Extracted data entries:
▶

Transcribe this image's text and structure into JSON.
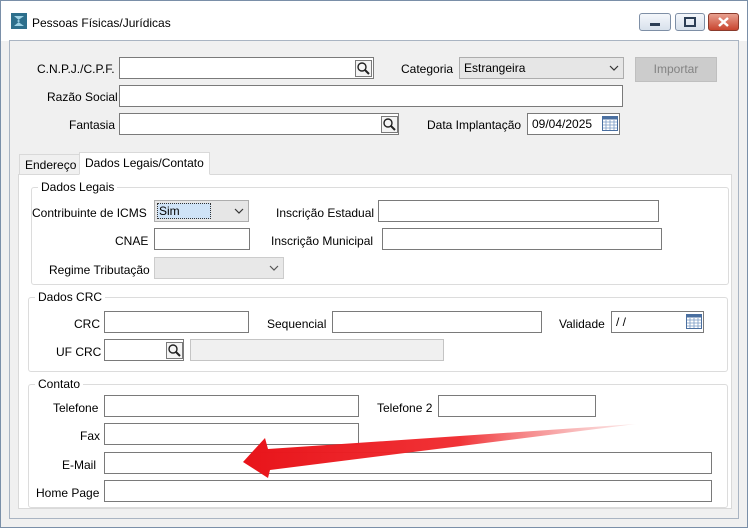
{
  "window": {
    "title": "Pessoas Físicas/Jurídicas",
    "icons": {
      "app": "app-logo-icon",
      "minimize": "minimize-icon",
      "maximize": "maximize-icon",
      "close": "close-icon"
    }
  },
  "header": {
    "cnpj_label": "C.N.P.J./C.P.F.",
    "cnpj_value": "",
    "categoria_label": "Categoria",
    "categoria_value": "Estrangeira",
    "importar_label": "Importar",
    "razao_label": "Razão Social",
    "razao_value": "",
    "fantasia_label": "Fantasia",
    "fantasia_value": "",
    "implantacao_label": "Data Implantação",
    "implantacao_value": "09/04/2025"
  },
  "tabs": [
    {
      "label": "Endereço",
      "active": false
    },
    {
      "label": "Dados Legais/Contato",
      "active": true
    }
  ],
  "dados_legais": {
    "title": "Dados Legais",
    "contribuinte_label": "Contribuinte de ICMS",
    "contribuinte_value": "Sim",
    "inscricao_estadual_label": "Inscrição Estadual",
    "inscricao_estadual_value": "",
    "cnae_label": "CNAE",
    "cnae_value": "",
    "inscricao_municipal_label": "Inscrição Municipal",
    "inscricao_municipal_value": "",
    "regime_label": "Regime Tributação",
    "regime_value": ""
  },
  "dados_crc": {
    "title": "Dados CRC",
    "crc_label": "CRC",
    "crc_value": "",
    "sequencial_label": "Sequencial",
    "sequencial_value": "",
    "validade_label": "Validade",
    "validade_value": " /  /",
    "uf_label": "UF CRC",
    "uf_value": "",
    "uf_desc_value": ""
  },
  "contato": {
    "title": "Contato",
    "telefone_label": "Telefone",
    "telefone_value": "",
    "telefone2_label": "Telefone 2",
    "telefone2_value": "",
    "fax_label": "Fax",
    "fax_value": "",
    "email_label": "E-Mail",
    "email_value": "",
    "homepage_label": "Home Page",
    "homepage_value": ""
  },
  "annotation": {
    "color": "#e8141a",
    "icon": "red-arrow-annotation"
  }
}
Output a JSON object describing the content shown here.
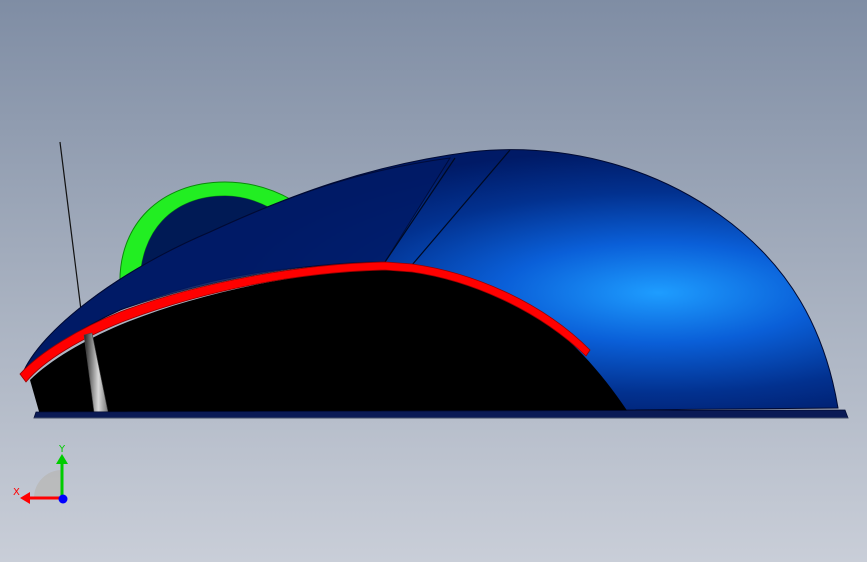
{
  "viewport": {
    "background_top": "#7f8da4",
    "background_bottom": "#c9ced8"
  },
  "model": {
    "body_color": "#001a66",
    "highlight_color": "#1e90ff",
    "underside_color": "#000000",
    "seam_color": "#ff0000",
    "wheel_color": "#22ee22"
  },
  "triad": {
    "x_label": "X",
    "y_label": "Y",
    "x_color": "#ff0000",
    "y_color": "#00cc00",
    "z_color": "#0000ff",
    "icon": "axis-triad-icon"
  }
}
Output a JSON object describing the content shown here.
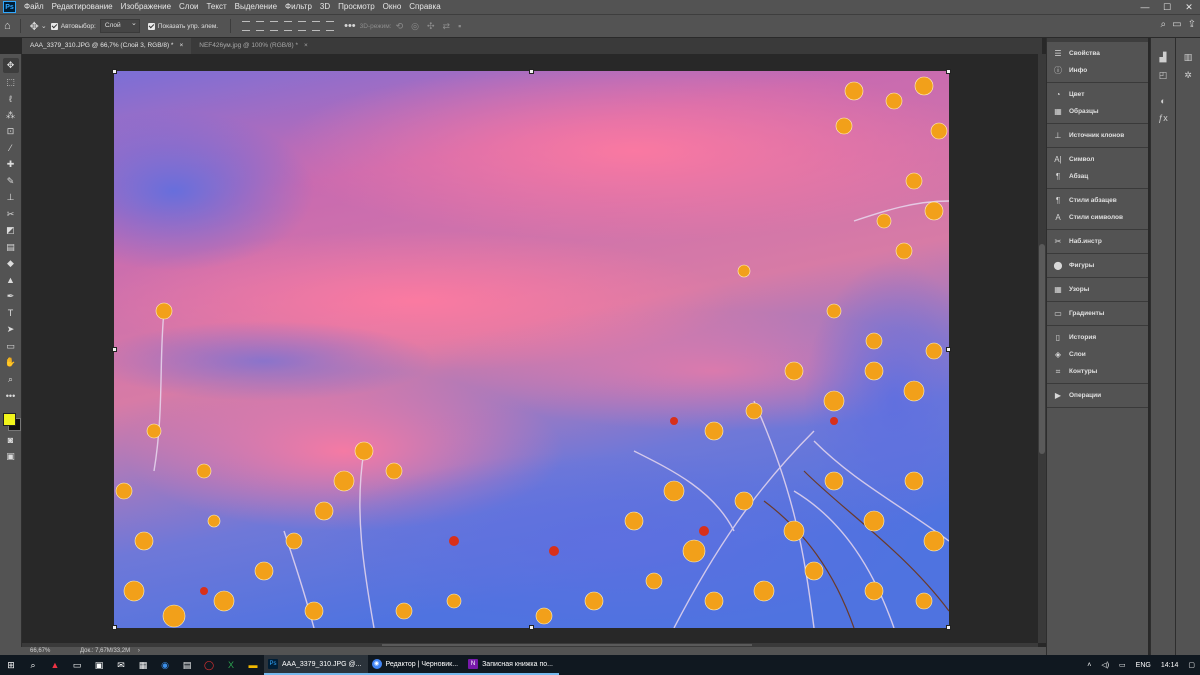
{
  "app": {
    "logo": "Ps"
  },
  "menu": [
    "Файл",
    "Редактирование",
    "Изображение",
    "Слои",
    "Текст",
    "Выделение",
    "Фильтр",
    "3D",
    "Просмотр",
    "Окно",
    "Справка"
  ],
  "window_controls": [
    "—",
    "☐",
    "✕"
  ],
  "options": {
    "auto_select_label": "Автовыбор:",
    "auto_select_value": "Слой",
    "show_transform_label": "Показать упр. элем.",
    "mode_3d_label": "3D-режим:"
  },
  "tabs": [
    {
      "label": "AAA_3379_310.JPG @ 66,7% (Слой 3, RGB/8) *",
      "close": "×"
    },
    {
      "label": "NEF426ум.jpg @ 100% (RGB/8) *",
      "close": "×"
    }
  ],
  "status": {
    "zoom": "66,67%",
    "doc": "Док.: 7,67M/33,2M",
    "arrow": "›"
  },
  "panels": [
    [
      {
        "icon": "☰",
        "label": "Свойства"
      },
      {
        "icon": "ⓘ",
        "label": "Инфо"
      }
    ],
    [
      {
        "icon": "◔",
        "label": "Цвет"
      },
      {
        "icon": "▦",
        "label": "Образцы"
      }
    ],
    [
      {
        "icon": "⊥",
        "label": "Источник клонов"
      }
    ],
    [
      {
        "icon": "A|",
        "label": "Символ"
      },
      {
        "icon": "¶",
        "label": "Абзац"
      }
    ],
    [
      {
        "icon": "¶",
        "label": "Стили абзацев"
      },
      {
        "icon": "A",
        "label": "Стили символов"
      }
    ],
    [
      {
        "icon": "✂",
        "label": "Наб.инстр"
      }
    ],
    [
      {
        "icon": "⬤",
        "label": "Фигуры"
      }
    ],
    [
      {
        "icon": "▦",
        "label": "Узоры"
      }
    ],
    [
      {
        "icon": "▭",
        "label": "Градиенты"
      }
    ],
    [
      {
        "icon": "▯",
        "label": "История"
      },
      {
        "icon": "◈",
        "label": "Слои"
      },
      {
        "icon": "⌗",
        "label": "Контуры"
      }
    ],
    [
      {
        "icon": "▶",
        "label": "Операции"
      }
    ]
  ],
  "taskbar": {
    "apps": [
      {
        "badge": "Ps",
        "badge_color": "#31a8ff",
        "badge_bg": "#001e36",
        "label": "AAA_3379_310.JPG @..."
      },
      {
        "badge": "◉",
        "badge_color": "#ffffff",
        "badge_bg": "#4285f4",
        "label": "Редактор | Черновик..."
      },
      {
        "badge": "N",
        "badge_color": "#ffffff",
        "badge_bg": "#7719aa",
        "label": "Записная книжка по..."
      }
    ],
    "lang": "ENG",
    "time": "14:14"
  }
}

◀

Task requirements: The records shown above are to be repeated exactly, with the pictures left out.

Written response:
Transcribe this image's text and structure into JSON.
{
  "window": {
    "title": "Pessoas Físicas/Jurídicas",
    "icons": {
      "app": "app-logo-icon",
      "minimize": "minimize-icon",
      "maximize": "maximize-icon",
      "close": "close-icon"
    }
  },
  "header": {
    "cnpj_label": "C.N.P.J./C.P.F.",
    "cnpj_value": "",
    "categoria_label": "Categoria",
    "categoria_value": "Estrangeira",
    "importar_label": "Importar",
    "razao_label": "Razão Social",
    "razao_value": "",
    "fantasia_label": "Fantasia",
    "fantasia_value": "",
    "implantacao_label": "Data Implantação",
    "implantacao_value": "09/04/2025"
  },
  "tabs": [
    {
      "label": "Endereço",
      "active": false
    },
    {
      "label": "Dados Legais/Contato",
      "active": true
    }
  ],
  "dados_legais": {
    "title": "Dados Legais",
    "contribuinte_label": "Contribuinte de ICMS",
    "contribuinte_value": "Sim",
    "inscricao_estadual_label": "Inscrição Estadual",
    "inscricao_estadual_value": "",
    "cnae_label": "CNAE",
    "cnae_value": "",
    "inscricao_municipal_label": "Inscrição Municipal",
    "inscricao_municipal_value": "",
    "regime_label": "Regime Tributação",
    "regime_value": ""
  },
  "dados_crc": {
    "title": "Dados CRC",
    "crc_label": "CRC",
    "crc_value": "",
    "sequencial_label": "Sequencial",
    "sequencial_value": "",
    "validade_label": "Validade",
    "validade_value": " /  /",
    "uf_label": "UF CRC",
    "uf_value": "",
    "uf_desc_value": ""
  },
  "contato": {
    "title": "Contato",
    "telefone_label": "Telefone",
    "telefone_value": "",
    "telefone2_label": "Telefone 2",
    "telefone2_value": "",
    "fax_label": "Fax",
    "fax_value": "",
    "email_label": "E-Mail",
    "email_value": "",
    "homepage_label": "Home Page",
    "homepage_value": ""
  },
  "annotation": {
    "color": "#e8141a",
    "icon": "red-arrow-annotation"
  }
}
Output a JSON object describing the content shown here.
{
  "viewport": {
    "background_top": "#7f8da4",
    "background_bottom": "#c9ced8"
  },
  "model": {
    "body_color": "#001a66",
    "highlight_color": "#1e90ff",
    "underside_color": "#000000",
    "seam_color": "#ff0000",
    "wheel_color": "#22ee22"
  },
  "triad": {
    "x_label": "X",
    "y_label": "Y",
    "x_color": "#ff0000",
    "y_color": "#00cc00",
    "z_color": "#0000ff",
    "icon": "axis-triad-icon"
  }
}
Output a JSON object describing the content shown here.
{
  "app": {
    "logo": "Ps"
  },
  "menu": [
    "Файл",
    "Редактирование",
    "Изображение",
    "Слои",
    "Текст",
    "Выделение",
    "Фильтр",
    "3D",
    "Просмотр",
    "Окно",
    "Справка"
  ],
  "window_controls": [
    "—",
    "☐",
    "✕"
  ],
  "options": {
    "auto_select_label": "Автовыбор:",
    "auto_select_value": "Слой",
    "show_transform_label": "Показать упр. элем.",
    "mode_3d_label": "3D-режим:"
  },
  "tabs": [
    {
      "label": "AAA_3379_310.JPG @ 66,7% (Слой 3, RGB/8) *",
      "close": "×"
    },
    {
      "label": "NEF426ум.jpg @ 100% (RGB/8) *",
      "close": "×"
    }
  ],
  "status": {
    "zoom": "66,67%",
    "doc": "Док.: 7,67M/33,2M",
    "arrow": "›"
  },
  "panels": [
    [
      {
        "icon": "☰",
        "label": "Свойства"
      },
      {
        "icon": "ⓘ",
        "label": "Инфо"
      }
    ],
    [
      {
        "icon": "◔",
        "label": "Цвет"
      },
      {
        "icon": "▦",
        "label": "Образцы"
      }
    ],
    [
      {
        "icon": "⊥",
        "label": "Источник клонов"
      }
    ],
    [
      {
        "icon": "A|",
        "label": "Символ"
      },
      {
        "icon": "¶",
        "label": "Абзац"
      }
    ],
    [
      {
        "icon": "¶",
        "label": "Стили абзацев"
      },
      {
        "icon": "A",
        "label": "Стили символов"
      }
    ],
    [
      {
        "icon": "✂",
        "label": "Наб.инстр"
      }
    ],
    [
      {
        "icon": "⬤",
        "label": "Фигуры"
      }
    ],
    [
      {
        "icon": "▦",
        "label": "Узоры"
      }
    ],
    [
      {
        "icon": "▭",
        "label": "Градиенты"
      }
    ],
    [
      {
        "icon": "▯",
        "label": "История"
      },
      {
        "icon": "◈",
        "label": "Слои"
      },
      {
        "icon": "⌗",
        "label": "Контуры"
      }
    ],
    [
      {
        "icon": "▶",
        "label": "Операции"
      }
    ]
  ],
  "taskbar": {
    "apps": [
      {
        "badge": "Ps",
        "badge_color": "#31a8ff",
        "badge_bg": "#001e36",
        "label": "AAA_3379_310.JPG @..."
      },
      {
        "badge": "◉",
        "badge_color": "#ffffff",
        "badge_bg": "#4285f4",
        "label": "Редактор | Черновик..."
      },
      {
        "badge": "N",
        "badge_color": "#ffffff",
        "badge_bg": "#7719aa",
        "label": "Записная книжка по..."
      }
    ],
    "lang": "ENG",
    "time": "14:14"
  }
}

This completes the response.